YOUR INSTRUCTIONS:
Collect all lines from the listing that include the string "label".

───

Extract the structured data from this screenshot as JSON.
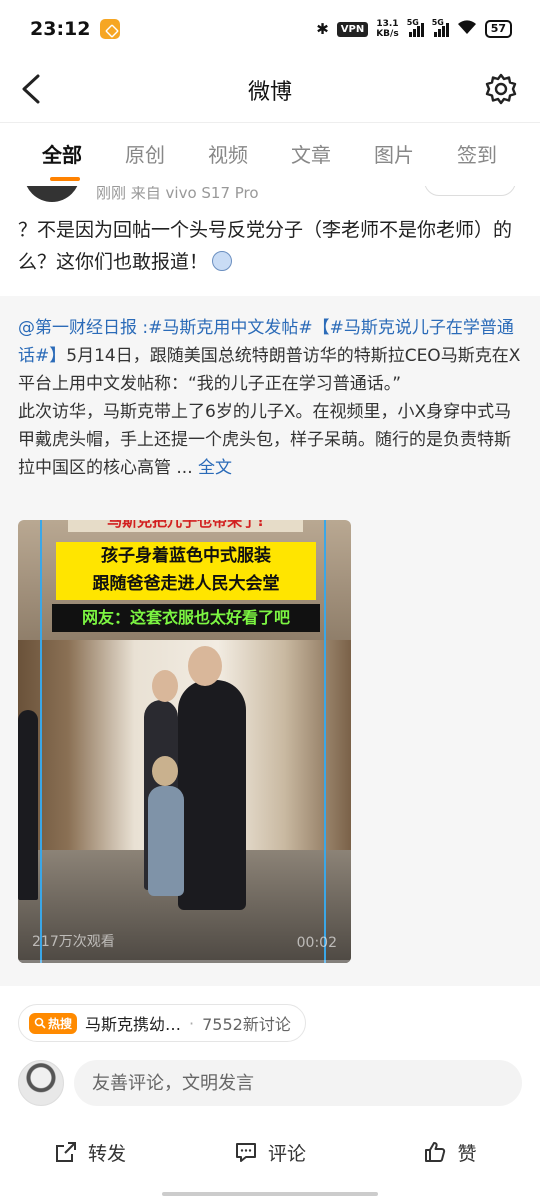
{
  "status_bar": {
    "time": "23:12",
    "vpn": "VPN",
    "net_speed_value": "13.1",
    "net_speed_unit": "KB/s",
    "signal1": "5G",
    "signal2": "5G",
    "battery": "57"
  },
  "nav": {
    "title": "微博"
  },
  "tabs": [
    {
      "label": "全部",
      "active": true
    },
    {
      "label": "原创",
      "active": false
    },
    {
      "label": "视频",
      "active": false
    },
    {
      "label": "文章",
      "active": false
    },
    {
      "label": "图片",
      "active": false
    },
    {
      "label": "签到",
      "active": false
    }
  ],
  "post": {
    "meta": "刚刚 来自 vivo S17 Pro",
    "text": "？不是因为回帖一个头号反党分子（李老师不是你老师）的么？这你们也敢报道！"
  },
  "repost": {
    "author_link": "@第一财经日报",
    "sep": " :",
    "hashtag1": "#马斯克用中文发帖#",
    "hashtag2": "【#马斯克说儿子在学普通话#】",
    "body1": "5月14日，跟随美国总统特朗普访华的特斯拉CEO马斯克在X平台上用中文发帖称：“我的儿子正在学习普通话。”",
    "body2": "此次访华，马斯克带上了6岁的儿子X。在视频里，小X身穿中式马甲戴虎头帽，手上还提一个虎头包，样子呆萌。随行的是负责特斯拉中国区的核心高管 ... ",
    "full_text_link": "全文",
    "video": {
      "caption_top": "马斯克把儿子也带来了!",
      "caption_yellow_line1": "孩子身着蓝色中式服装",
      "caption_yellow_line2": "跟随爸爸走进人民大会堂",
      "caption_dark": "网友：这套衣服也太好看了吧",
      "views": "217万次观看",
      "duration": "00:02"
    }
  },
  "hot": {
    "badge": "热搜",
    "topic": "马斯克携幼…",
    "dot": "·",
    "count": "7552新讨论"
  },
  "comment": {
    "placeholder": "友善评论，文明发言"
  },
  "actions": {
    "repost": "转发",
    "comment": "评论",
    "like": "赞"
  }
}
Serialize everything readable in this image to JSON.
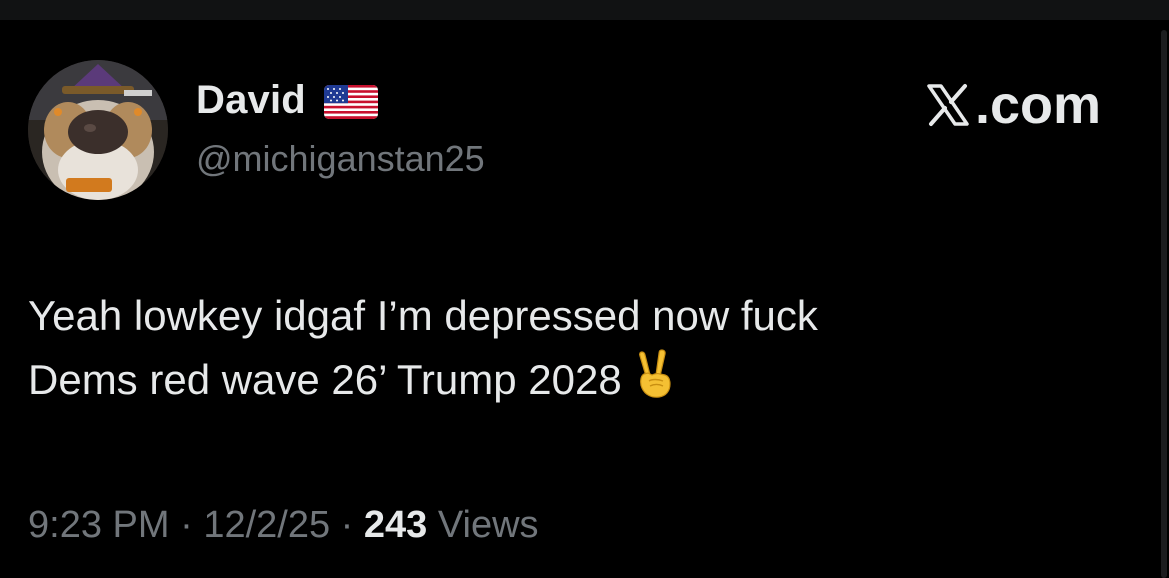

───

SOLUTION:
      "label": "全部",
      "label": "原创",
      "label": "视频",
      "label": "文章",
      "label": "图片",
      "label": "签到",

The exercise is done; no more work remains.